A run of records:
****

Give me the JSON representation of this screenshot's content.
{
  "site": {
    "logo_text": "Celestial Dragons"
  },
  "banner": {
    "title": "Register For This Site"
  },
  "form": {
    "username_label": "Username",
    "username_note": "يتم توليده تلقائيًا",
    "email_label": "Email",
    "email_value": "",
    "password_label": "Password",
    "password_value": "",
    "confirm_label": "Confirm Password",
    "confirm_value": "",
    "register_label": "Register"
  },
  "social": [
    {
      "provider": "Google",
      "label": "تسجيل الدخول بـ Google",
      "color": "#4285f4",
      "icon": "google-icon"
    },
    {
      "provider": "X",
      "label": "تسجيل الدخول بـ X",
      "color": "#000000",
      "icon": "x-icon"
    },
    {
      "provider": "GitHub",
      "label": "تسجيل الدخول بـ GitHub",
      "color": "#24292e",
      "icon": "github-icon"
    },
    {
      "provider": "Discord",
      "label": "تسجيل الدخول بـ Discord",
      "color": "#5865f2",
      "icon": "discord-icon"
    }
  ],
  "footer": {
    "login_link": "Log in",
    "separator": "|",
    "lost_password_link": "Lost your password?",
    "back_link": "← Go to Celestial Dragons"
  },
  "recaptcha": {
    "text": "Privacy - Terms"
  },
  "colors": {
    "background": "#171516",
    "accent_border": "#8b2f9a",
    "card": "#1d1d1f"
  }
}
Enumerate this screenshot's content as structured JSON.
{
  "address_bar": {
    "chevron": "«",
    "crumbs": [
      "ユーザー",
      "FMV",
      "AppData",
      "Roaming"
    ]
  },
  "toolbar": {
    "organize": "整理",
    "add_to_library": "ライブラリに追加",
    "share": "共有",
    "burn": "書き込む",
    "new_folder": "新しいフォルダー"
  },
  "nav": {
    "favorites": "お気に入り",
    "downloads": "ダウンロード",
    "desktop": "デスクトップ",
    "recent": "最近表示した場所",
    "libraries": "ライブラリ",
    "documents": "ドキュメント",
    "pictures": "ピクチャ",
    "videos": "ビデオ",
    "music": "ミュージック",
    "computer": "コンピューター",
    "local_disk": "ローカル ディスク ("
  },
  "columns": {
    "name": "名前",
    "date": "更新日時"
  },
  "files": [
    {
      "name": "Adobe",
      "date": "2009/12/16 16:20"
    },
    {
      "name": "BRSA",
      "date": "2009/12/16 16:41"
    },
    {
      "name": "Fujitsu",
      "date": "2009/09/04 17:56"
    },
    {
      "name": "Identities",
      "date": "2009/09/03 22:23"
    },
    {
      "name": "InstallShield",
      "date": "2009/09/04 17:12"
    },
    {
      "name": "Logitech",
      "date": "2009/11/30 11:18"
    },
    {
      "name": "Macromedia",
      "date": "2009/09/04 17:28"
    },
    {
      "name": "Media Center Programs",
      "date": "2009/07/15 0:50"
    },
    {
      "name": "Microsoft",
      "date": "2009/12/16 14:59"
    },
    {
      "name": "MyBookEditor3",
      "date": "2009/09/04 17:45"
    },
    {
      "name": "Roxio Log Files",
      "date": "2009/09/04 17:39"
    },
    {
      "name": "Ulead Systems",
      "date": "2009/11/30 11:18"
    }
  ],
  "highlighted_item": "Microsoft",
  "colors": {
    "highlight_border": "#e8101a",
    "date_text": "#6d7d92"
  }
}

****

Copy all of the data. Keep every word exactly as it is.

Give me the JSON representation of this screenshot's content.
{
  "site": {
    "logo_text": "Celestial Dragons"
  },
  "banner": {
    "title": "Register For This Site"
  },
  "form": {
    "username_label": "Username",
    "username_note": "يتم توليده تلقائيًا",
    "email_label": "Email",
    "email_value": "",
    "password_label": "Password",
    "password_value": "",
    "confirm_label": "Confirm Password",
    "confirm_value": "",
    "register_label": "Register"
  },
  "social": [
    {
      "provider": "Google",
      "label": "تسجيل الدخول بـ Google",
      "color": "#4285f4",
      "icon": "google-icon"
    },
    {
      "provider": "X",
      "label": "تسجيل الدخول بـ X",
      "color": "#000000",
      "icon": "x-icon"
    },
    {
      "provider": "GitHub",
      "label": "تسجيل الدخول بـ GitHub",
      "color": "#24292e",
      "icon": "github-icon"
    },
    {
      "provider": "Discord",
      "label": "تسجيل الدخول بـ Discord",
      "color": "#5865f2",
      "icon": "discord-icon"
    }
  ],
  "footer": {
    "login_link": "Log in",
    "separator": "|",
    "lost_password_link": "Lost your password?",
    "back_link": "← Go to Celestial Dragons"
  },
  "recaptcha": {
    "text": "Privacy - Terms"
  },
  "colors": {
    "background": "#171516",
    "accent_border": "#8b2f9a",
    "card": "#1d1d1f"
  }
}
Enumerate this screenshot's content as structured JSON.
{
  "address_bar": {
    "chevron": "«",
    "crumbs": [
      "ユーザー",
      "FMV",
      "AppData",
      "Roaming"
    ]
  },
  "toolbar": {
    "organize": "整理",
    "add_to_library": "ライブラリに追加",
    "share": "共有",
    "burn": "書き込む",
    "new_folder": "新しいフォルダー"
  },
  "nav": {
    "favorites": "お気に入り",
    "downloads": "ダウンロード",
    "desktop": "デスクトップ",
    "recent": "最近表示した場所",
    "libraries": "ライブラリ",
    "documents": "ドキュメント",
    "pictures": "ピクチャ",
    "videos": "ビデオ",
    "music": "ミュージック",
    "computer": "コンピューター",
    "local_disk": "ローカル ディスク ("
  },
  "columns": {
    "name": "名前",
    "date": "更新日時"
  },
  "files": [
    {
      "name": "Adobe",
      "date": "2009/12/16 16:20"
    },
    {
      "name": "BRSA",
      "date": "2009/12/16 16:41"
    },
    {
      "name": "Fujitsu",
      "date": "2009/09/04 17:56"
    },
    {
      "name": "Identities",
      "date": "2009/09/03 22:23"
    },
    {
      "name": "InstallShield",
      "date": "2009/09/04 17:12"
    },
    {
      "name": "Logitech",
      "date": "2009/11/30 11:18"
    },
    {
      "name": "Macromedia",
      "date": "2009/09/04 17:28"
    },
    {
      "name": "Media Center Programs",
      "date": "2009/07/15 0:50"
    },
    {
      "name": "Microsoft",
      "date": "2009/12/16 14:59"
    },
    {
      "name": "MyBookEditor3",
      "date": "2009/09/04 17:45"
    },
    {
      "name": "Roxio Log Files",
      "date": "2009/09/04 17:39"
    },
    {
      "name": "Ulead Systems",
      "date": "2009/11/30 11:18"
    }
  ],
  "highlighted_item": "Microsoft",
  "colors": {
    "highlight_border": "#e8101a",
    "date_text": "#6d7d92"
  }
}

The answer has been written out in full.